* _Extracted records_

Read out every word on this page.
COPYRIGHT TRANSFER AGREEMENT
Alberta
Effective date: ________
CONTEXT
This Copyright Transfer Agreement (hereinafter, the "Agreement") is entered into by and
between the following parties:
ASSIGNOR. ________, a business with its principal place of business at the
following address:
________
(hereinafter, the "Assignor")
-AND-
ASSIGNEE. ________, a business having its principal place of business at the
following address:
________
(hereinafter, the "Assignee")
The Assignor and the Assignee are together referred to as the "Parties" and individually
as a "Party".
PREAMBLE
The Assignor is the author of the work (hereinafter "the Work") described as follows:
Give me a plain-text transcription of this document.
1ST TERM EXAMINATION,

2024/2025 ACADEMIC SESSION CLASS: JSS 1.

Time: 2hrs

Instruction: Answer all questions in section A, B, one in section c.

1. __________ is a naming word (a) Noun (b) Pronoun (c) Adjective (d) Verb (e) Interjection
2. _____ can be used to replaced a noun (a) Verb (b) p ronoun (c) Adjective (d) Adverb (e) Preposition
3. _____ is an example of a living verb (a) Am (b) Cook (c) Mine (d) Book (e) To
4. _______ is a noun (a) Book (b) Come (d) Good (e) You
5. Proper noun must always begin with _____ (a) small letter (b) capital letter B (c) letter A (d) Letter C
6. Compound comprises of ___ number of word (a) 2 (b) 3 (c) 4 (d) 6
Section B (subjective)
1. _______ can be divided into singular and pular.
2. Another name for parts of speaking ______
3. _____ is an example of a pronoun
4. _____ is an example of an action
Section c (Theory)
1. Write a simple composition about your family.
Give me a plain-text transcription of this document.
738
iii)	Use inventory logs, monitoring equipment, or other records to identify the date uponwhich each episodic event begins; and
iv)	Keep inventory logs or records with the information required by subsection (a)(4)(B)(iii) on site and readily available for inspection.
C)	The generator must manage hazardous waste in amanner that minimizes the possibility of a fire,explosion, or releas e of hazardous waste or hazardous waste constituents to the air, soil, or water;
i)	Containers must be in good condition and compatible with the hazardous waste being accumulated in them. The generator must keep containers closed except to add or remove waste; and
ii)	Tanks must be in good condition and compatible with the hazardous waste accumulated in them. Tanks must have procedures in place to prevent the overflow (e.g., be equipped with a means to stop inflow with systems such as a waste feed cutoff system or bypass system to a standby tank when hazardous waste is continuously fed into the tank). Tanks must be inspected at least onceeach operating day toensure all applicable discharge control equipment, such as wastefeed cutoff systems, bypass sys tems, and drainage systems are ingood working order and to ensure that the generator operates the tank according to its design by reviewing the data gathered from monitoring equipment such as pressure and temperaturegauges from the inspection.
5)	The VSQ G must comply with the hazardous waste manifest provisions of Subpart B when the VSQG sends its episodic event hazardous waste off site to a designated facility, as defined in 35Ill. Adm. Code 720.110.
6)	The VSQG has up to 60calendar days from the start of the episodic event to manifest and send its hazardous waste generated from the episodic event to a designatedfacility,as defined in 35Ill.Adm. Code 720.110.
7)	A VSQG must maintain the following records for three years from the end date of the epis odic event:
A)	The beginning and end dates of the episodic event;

* _Stated problem_
Copy out the whole listing exactly as written.

* _Full response_
Read out every word on this page.
COPYRIGHT TRANSFER AGREEMENT
Alberta
Effective date: ________
CONTEXT
This Copyright Transfer Agreement (hereinafter, the "Agreement") is entered into by and
between the following parties:
ASSIGNOR. ________, a business with its principal place of business at the
following address:
________
(hereinafter, the "Assignor")
-AND-
ASSIGNEE. ________, a business having its principal place of business at the
following address:
________
(hereinafter, the "Assignee")
The Assignor and the Assignee are together referred to as the "Parties" and individually
as a "Party".
PREAMBLE
The Assignor is the author of the work (hereinafter "the Work") described as follows:
Give me a plain-text transcription of this document.
1ST TERM EXAMINATION,

2024/2025 ACADEMIC SESSION CLASS: JSS 1.

Time: 2hrs

Instruction: Answer all questions in section A, B, one in section c.

1. __________ is a naming word (a) Noun (b) Pronoun (c) Adjective (d) Verb (e) Interjection
2. _____ can be used to replaced a noun (a) Verb (b) p ronoun (c) Adjective (d) Adverb (e) Preposition
3. _____ is an example of a living verb (a) Am (b) Cook (c) Mine (d) Book (e) To
4. _______ is a noun (a) Book (b) Come (d) Good (e) You
5. Proper noun must always begin with _____ (a) small letter (b) capital letter B (c) letter A (d) Letter C
6. Compound comprises of ___ number of word (a) 2 (b) 3 (c) 4 (d) 6
Section B (subjective)
1. _______ can be divided into singular and pular.
2. Another name for parts of speaking ______
3. _____ is an example of a pronoun
4. _____ is an example of an action
Section c (Theory)
1. Write a simple composition about your family.
Give me a plain-text transcription of this document.
738
iii)	Use inventory logs, monitoring equipment, or other records to identify the date uponwhich each episodic event begins; and
iv)	Keep inventory logs or records with the information required by subsection (a)(4)(B)(iii) on site and readily available for inspection.
C)	The generator must manage hazardous waste in amanner that minimizes the possibility of a fire,explosion, or releas e of hazardous waste or hazardous waste constituents to the air, soil, or water;
i)	Containers must be in good condition and compatible with the hazardous waste being accumulated in them. The generator must keep containers closed except to add or remove waste; and
ii)	Tanks must be in good condition and compatible with the hazardous waste accumulated in them. Tanks must have procedures in place to prevent the overflow (e.g., be equipped with a means to stop inflow with systems such as a waste feed cutoff system or bypass system to a standby tank when hazardous waste is continuously fed into the tank). Tanks must be inspected at least onceeach operating day toensure all applicable discharge control equipment, such as wastefeed cutoff systems, bypass sys tems, and drainage systems are ingood working order and to ensure that the generator operates the tank according to its design by reviewing the data gathered from monitoring equipment such as pressure and temperaturegauges from the inspection.
5)	The VSQ G must comply with the hazardous waste manifest provisions of Subpart B when the VSQG sends its episodic event hazardous waste off site to a designated facility, as defined in 35Ill. Adm. Code 720.110.
6)	The VSQG has up to 60calendar days from the start of the episodic event to manifest and send its hazardous waste generated from the episodic event to a designatedfacility,as defined in 35Ill.Adm. Code 720.110.
7)	A VSQG must maintain the following records for three years from the end date of the epis odic event:
A)	The beginning and end dates of the episodic event;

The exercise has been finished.